> _Dataset_
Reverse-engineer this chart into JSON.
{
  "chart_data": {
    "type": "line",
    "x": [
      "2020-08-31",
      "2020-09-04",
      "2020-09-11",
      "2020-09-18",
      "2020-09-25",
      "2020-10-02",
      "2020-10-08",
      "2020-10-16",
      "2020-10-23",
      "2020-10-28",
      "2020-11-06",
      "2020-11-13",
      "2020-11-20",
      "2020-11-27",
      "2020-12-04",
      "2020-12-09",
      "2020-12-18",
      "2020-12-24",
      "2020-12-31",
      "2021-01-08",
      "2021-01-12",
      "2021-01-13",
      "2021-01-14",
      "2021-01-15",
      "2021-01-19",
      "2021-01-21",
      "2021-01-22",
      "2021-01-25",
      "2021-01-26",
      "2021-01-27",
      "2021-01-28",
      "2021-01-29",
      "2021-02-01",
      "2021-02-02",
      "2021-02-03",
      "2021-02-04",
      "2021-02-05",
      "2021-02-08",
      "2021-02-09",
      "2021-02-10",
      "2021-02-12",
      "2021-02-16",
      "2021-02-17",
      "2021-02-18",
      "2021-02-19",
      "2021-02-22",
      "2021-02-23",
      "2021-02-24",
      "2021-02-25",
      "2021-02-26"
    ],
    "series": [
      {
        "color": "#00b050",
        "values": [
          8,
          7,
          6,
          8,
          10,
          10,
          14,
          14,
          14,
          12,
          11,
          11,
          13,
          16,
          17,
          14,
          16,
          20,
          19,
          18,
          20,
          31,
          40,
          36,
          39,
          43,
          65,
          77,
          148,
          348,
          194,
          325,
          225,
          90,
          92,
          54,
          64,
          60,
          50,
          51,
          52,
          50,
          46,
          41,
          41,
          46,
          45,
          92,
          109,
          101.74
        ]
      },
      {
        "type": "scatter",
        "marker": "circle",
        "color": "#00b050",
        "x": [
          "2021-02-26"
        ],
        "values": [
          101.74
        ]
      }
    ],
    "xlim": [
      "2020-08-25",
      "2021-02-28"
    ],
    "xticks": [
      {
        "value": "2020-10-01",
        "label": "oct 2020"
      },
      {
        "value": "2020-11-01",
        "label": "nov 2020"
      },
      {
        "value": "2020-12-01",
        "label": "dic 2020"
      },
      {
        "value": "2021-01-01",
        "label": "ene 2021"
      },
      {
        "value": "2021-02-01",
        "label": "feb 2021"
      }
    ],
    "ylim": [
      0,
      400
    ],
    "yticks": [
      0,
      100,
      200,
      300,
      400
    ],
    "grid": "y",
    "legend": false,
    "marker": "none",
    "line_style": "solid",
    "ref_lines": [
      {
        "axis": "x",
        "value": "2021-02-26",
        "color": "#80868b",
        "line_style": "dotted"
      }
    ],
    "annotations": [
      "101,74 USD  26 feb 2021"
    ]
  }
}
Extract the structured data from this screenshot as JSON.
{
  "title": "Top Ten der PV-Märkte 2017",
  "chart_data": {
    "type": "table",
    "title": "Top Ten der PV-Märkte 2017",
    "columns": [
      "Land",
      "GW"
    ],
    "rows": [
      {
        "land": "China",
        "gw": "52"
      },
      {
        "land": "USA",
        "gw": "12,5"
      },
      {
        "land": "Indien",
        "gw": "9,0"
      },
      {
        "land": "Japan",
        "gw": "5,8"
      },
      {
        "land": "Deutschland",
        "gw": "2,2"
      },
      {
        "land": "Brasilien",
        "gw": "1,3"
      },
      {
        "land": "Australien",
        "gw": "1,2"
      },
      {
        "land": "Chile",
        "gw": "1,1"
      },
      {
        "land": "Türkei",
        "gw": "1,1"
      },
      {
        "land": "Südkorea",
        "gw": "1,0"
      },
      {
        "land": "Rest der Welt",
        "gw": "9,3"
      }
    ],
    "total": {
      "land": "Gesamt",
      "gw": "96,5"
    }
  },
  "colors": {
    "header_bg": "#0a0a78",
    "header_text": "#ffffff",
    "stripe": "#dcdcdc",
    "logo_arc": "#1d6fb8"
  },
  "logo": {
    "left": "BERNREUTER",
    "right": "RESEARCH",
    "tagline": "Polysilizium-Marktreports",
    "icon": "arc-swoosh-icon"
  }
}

> _What the task asks_
Print every entry exactly as it appears.

> _Answer in full_
Reverse-engineer this chart into JSON.
{
  "chart_data": {
    "type": "line",
    "x": [
      "2020-08-31",
      "2020-09-04",
      "2020-09-11",
      "2020-09-18",
      "2020-09-25",
      "2020-10-02",
      "2020-10-08",
      "2020-10-16",
      "2020-10-23",
      "2020-10-28",
      "2020-11-06",
      "2020-11-13",
      "2020-11-20",
      "2020-11-27",
      "2020-12-04",
      "2020-12-09",
      "2020-12-18",
      "2020-12-24",
      "2020-12-31",
      "2021-01-08",
      "2021-01-12",
      "2021-01-13",
      "2021-01-14",
      "2021-01-15",
      "2021-01-19",
      "2021-01-21",
      "2021-01-22",
      "2021-01-25",
      "2021-01-26",
      "2021-01-27",
      "2021-01-28",
      "2021-01-29",
      "2021-02-01",
      "2021-02-02",
      "2021-02-03",
      "2021-02-04",
      "2021-02-05",
      "2021-02-08",
      "2021-02-09",
      "2021-02-10",
      "2021-02-12",
      "2021-02-16",
      "2021-02-17",
      "2021-02-18",
      "2021-02-19",
      "2021-02-22",
      "2021-02-23",
      "2021-02-24",
      "2021-02-25",
      "2021-02-26"
    ],
    "series": [
      {
        "color": "#00b050",
        "values": [
          8,
          7,
          6,
          8,
          10,
          10,
          14,
          14,
          14,
          12,
          11,
          11,
          13,
          16,
          17,
          14,
          16,
          20,
          19,
          18,
          20,
          31,
          40,
          36,
          39,
          43,
          65,
          77,
          148,
          348,
          194,
          325,
          225,
          90,
          92,
          54,
          64,
          60,
          50,
          51,
          52,
          50,
          46,
          41,
          41,
          46,
          45,
          92,
          109,
          101.74
        ]
      },
      {
        "type": "scatter",
        "marker": "circle",
        "color": "#00b050",
        "x": [
          "2021-02-26"
        ],
        "values": [
          101.74
        ]
      }
    ],
    "xlim": [
      "2020-08-25",
      "2021-02-28"
    ],
    "xticks": [
      {
        "value": "2020-10-01",
        "label": "oct 2020"
      },
      {
        "value": "2020-11-01",
        "label": "nov 2020"
      },
      {
        "value": "2020-12-01",
        "label": "dic 2020"
      },
      {
        "value": "2021-01-01",
        "label": "ene 2021"
      },
      {
        "value": "2021-02-01",
        "label": "feb 2021"
      }
    ],
    "ylim": [
      0,
      400
    ],
    "yticks": [
      0,
      100,
      200,
      300,
      400
    ],
    "grid": "y",
    "legend": false,
    "marker": "none",
    "line_style": "solid",
    "ref_lines": [
      {
        "axis": "x",
        "value": "2021-02-26",
        "color": "#80868b",
        "line_style": "dotted"
      }
    ],
    "annotations": [
      "101,74 USD  26 feb 2021"
    ]
  }
}
Extract the structured data from this screenshot as JSON.
{
  "title": "Top Ten der PV-Märkte 2017",
  "chart_data": {
    "type": "table",
    "title": "Top Ten der PV-Märkte 2017",
    "columns": [
      "Land",
      "GW"
    ],
    "rows": [
      {
        "land": "China",
        "gw": "52"
      },
      {
        "land": "USA",
        "gw": "12,5"
      },
      {
        "land": "Indien",
        "gw": "9,0"
      },
      {
        "land": "Japan",
        "gw": "5,8"
      },
      {
        "land": "Deutschland",
        "gw": "2,2"
      },
      {
        "land": "Brasilien",
        "gw": "1,3"
      },
      {
        "land": "Australien",
        "gw": "1,2"
      },
      {
        "land": "Chile",
        "gw": "1,1"
      },
      {
        "land": "Türkei",
        "gw": "1,1"
      },
      {
        "land": "Südkorea",
        "gw": "1,0"
      },
      {
        "land": "Rest der Welt",
        "gw": "9,3"
      }
    ],
    "total": {
      "land": "Gesamt",
      "gw": "96,5"
    }
  },
  "colors": {
    "header_bg": "#0a0a78",
    "header_text": "#ffffff",
    "stripe": "#dcdcdc",
    "logo_arc": "#1d6fb8"
  },
  "logo": {
    "left": "BERNREUTER",
    "right": "RESEARCH",
    "tagline": "Polysilizium-Marktreports",
    "icon": "arc-swoosh-icon"
  }
}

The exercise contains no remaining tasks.